[Begin Text segment]
# Planning Permission required to USE campsites? Help needed



## Cherekee (May 1, 2005)

Hi all, 

As secretary of the Guernsey Camping & Caravan Club I/we are interested in any feedback from Motorhomers/Caravanners from Around The World as to whether there is any other Government/Local Authority out there that now requires an individual to obtain Planning Permission along with a fee to camp on a properly registered campsite.

It has long been a requirement in Guernsey because of our local planning laws for locals to obtain a permit to import a Motorhome/Caravan and store. The club has held various rallies locally over the years at the campsites and have had to apply and has received permission to use them on SPECIFIED DATES ONLY for no fee. 

Last year the Environment Dept amended the planning law and made a mistake in the drafting so now a Motorhome/Caravan is now classed as a tempory structure and requires individual planning permission along with a fee of £42.00 per application per unit. 

The club has had discussion with the dept and has managed to reduce that fee to £85.00 for our 7 applied weeks annually for members only but we want to build a case to annul this requirement and require feed back and help to build our case. 

Is there anybody out there that knows of any local Authority anywhere that has this riidiculous law or would like to post a comment supporting our case. 

Your feedback would be very much appreciated. 

In the meantime if you want to come and visit us expect to pay for the privilege OF GETTING YOUR IMPORT PERMIT. Our Tourist Dept would love to see you however and is on our side but also needs feedback. 

in anticipation of your help 

Cherekee 

Alan

Edit 17-06-2010 Fee charge reduced to £42 per unit


----------



## chapter (May 1, 2005)

for club rallies we now have this
are you covered by EU law ?? if so take a look here
chapter


----------



## Noel (May 1, 2005)

My wife spent all of her first married life in Guernsey and 3 of her 4 children are still there and we visit at least once or twice a year. 

Have always thought that Guernsey are missing a big trick in the lucrative tourism stakes by prohibiting M/H access and generally restricting camping and sites. Seems you are getting worse not better!

I know the roads are not conducive to touring on a small island but Jersey has seen sense and have a scheme where you can make one trip from/to the ferry to a pre-booked pitch.

Surely if the Crappos can get their act together the Donkeys can? :lol: 

Regards,

Noel.


----------



## Noel (May 1, 2005)

chapter said:


> for club rallies we now have this
> are you covered by EU law ?? if so take a look here
> chapter


None of The Channel Islands are part of the UK or GB let alone the EU but are English Crown dependencies and part of The British Islands and self-governing.


----------



## Cherekee (May 1, 2005)

Noel,

Of course the local sites are losing out unlike Jersey. Tourism is struggling over here with the massive decrease in bed-stock and the cost of getting here. Every £ spent locally is of great benefit to the local economy. Campers will spend in the shops/restaurants/local transport (because they cannot use vans as transport but of course caravanners can use their cars and buy fuel).

I understand that over 3000 campers (in tents) came to Guernsey last year, that is a lot of money locally spent. We also have a Black Hole to fill like the UK and elsewhere.
[End Text segment]
[Begin Source excerpt]
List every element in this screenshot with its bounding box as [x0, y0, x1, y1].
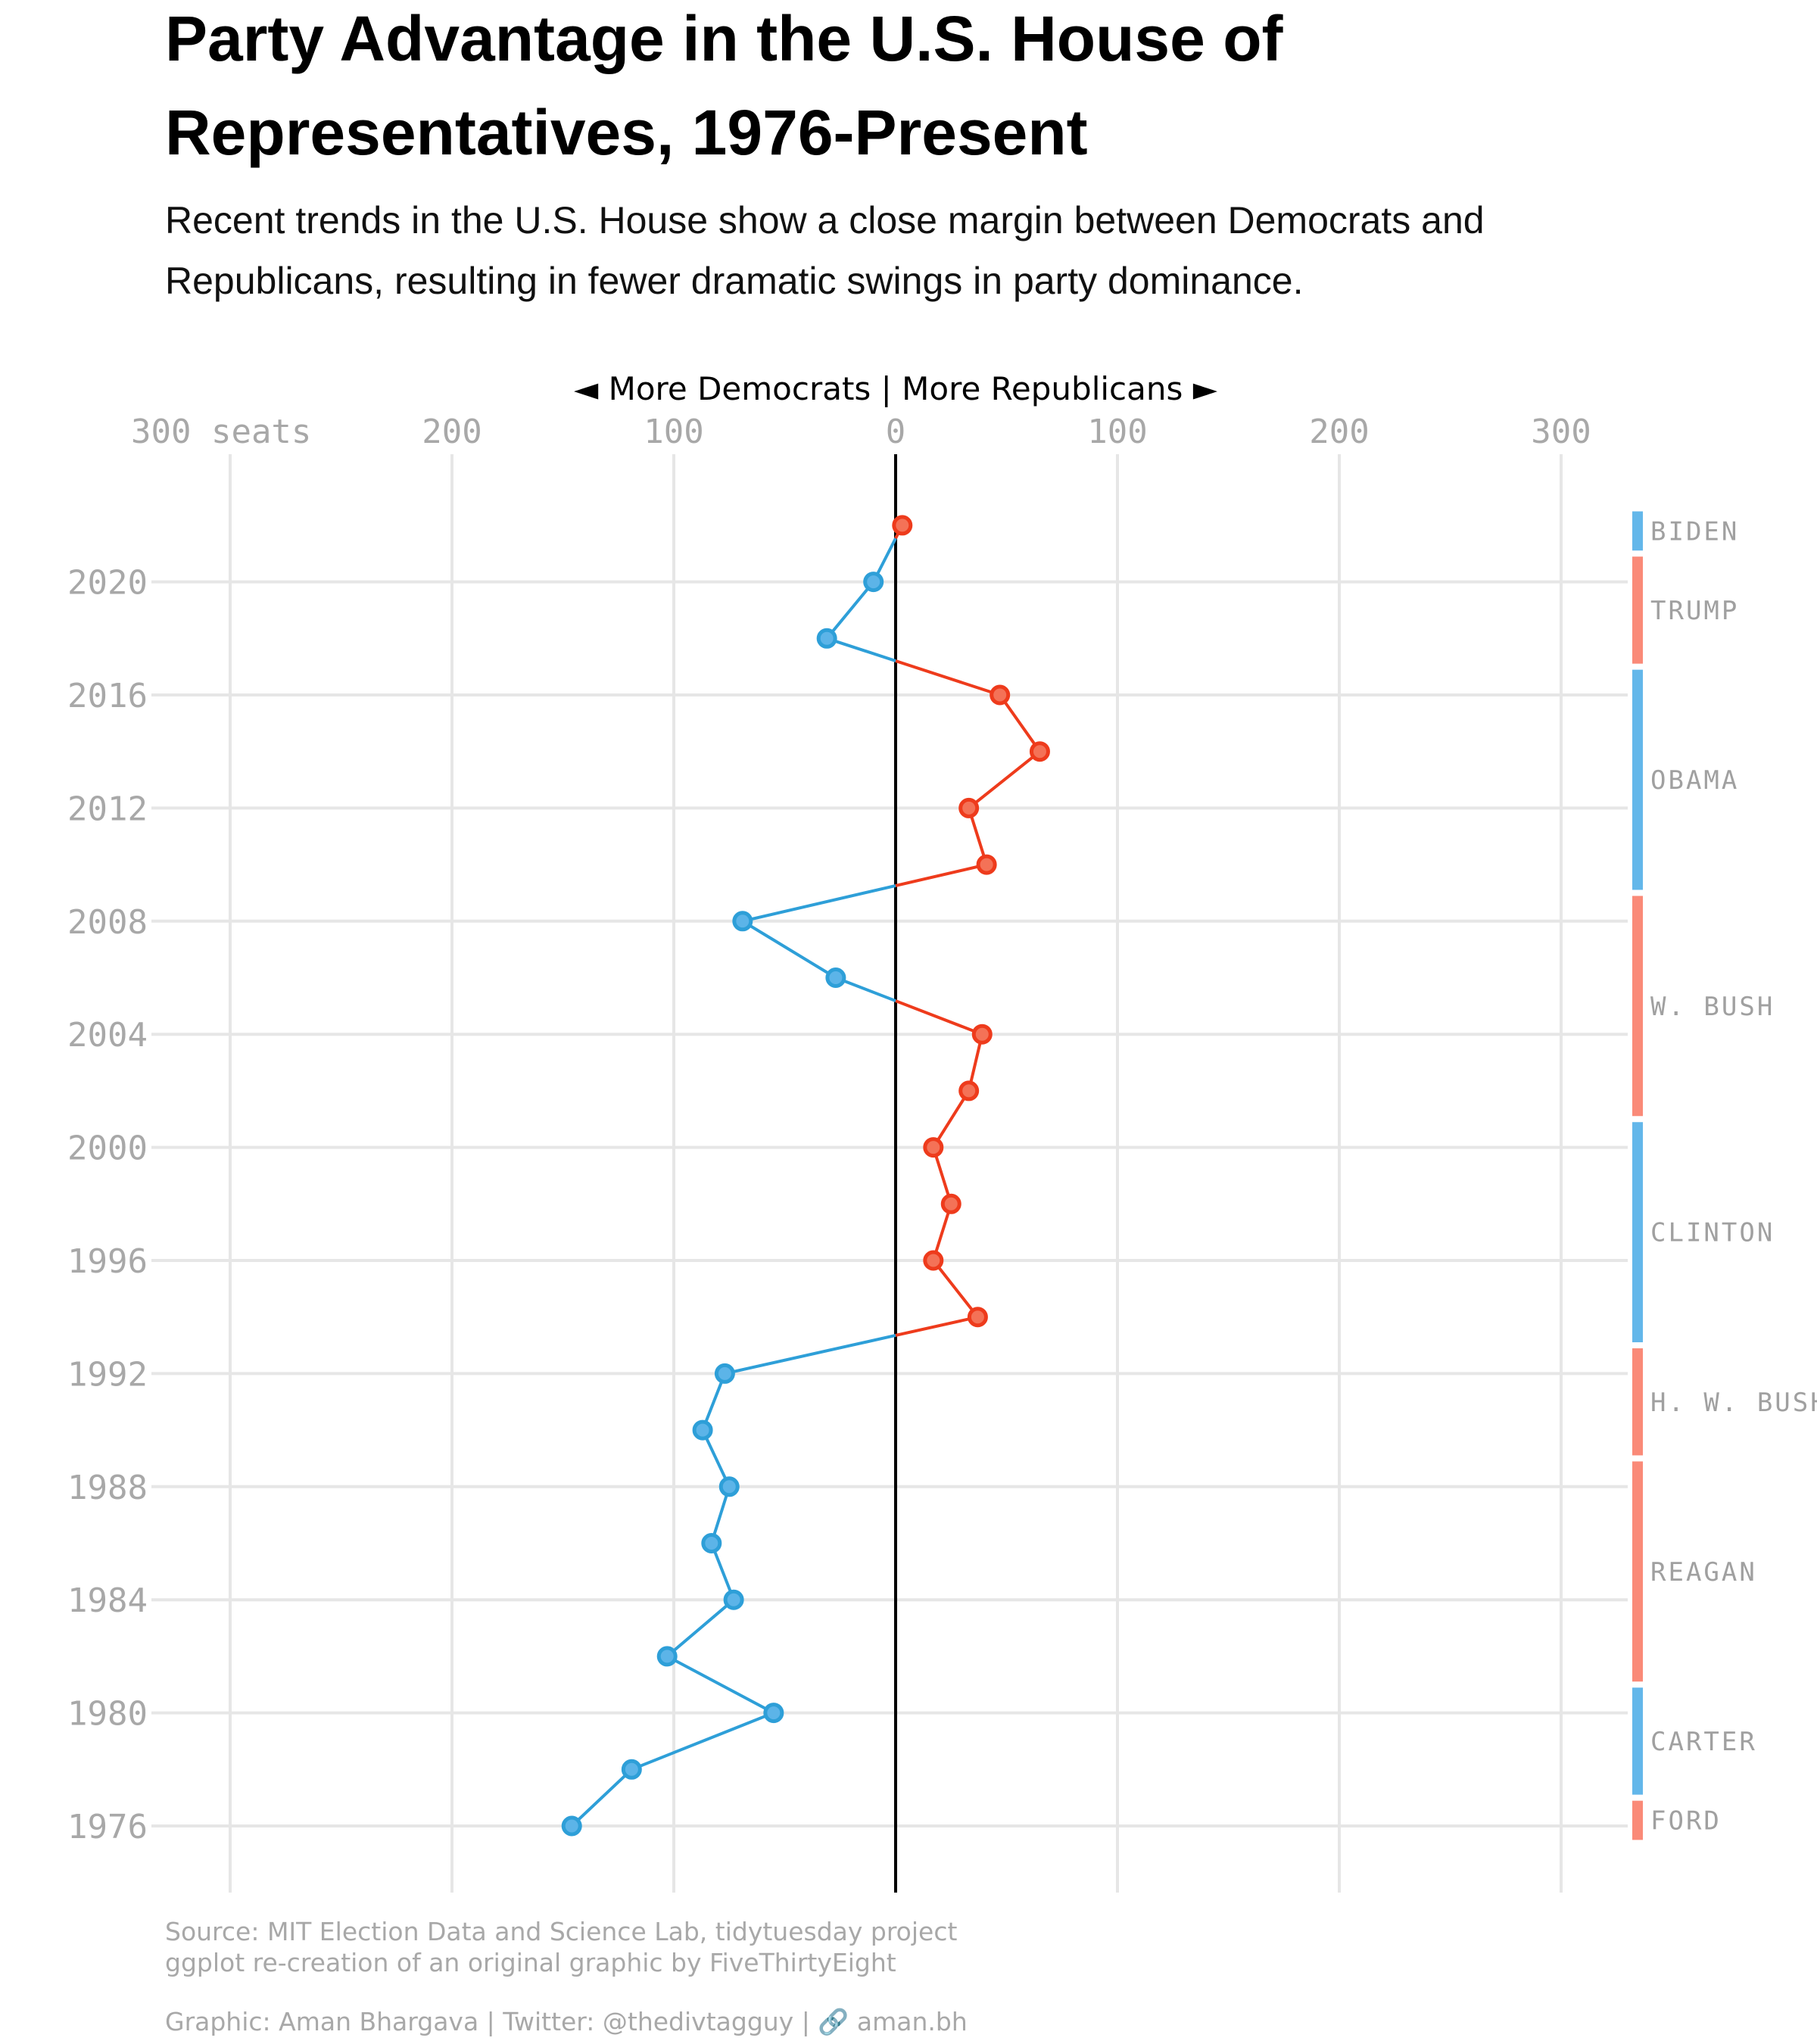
[End Source excerpt]
**Direction:**
According to the forum thread on Guernsey campsite planning permission, why must a motorhome or caravan now have individual planning permission? Respond in one to three sentences. Rely only on the forum thread when responding.

**Task answer:**
Last year the Environment Department amended the planning law and made a mistake in the drafting. Because of this, a motorhome or caravan is now classed as a temporary structure, which requires individual planning permission.